### TASK DATA
____
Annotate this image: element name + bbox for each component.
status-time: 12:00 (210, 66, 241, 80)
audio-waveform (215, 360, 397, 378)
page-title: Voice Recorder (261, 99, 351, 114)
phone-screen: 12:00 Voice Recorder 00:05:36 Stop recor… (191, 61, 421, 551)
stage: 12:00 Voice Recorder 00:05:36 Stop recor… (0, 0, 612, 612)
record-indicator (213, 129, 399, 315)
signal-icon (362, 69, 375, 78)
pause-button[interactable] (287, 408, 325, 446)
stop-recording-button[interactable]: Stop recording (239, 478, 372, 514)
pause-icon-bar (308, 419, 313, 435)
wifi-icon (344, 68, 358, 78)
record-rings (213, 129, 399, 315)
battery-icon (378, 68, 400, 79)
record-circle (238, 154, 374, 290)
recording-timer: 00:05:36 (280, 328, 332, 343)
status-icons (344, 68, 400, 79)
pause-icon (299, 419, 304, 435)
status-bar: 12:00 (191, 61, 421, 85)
____
### WRITTEN PROBLEM
Copy out the items above again, swapping every "Voice Recorder" for "Audio Memo" and leaving everything else as it is.

### TASK OUTPUT
Annotate this image: element name + bbox for each component.
status-time: 12:00 (210, 66, 241, 80)
audio-waveform (215, 360, 397, 378)
page-title: Audio Memo (261, 99, 351, 114)
phone-screen: 12:00 Audio Memo 00:05:36 Stop recor… (191, 61, 421, 551)
stage: 12:00 Audio Memo 00:05:36 Stop recor… (0, 0, 612, 612)
record-indicator (213, 129, 399, 315)
signal-icon (362, 69, 375, 78)
pause-button[interactable] (287, 408, 325, 446)
stop-recording-button[interactable]: Stop recording (239, 478, 372, 514)
pause-icon-bar (308, 419, 313, 435)
wifi-icon (344, 68, 358, 78)
record-rings (213, 129, 399, 315)
battery-icon (378, 68, 400, 79)
record-circle (238, 154, 374, 290)
recording-timer: 00:05:36 (280, 328, 332, 343)
status-icons (344, 68, 400, 79)
pause-icon (299, 419, 304, 435)
status-bar: 12:00 (191, 61, 421, 85)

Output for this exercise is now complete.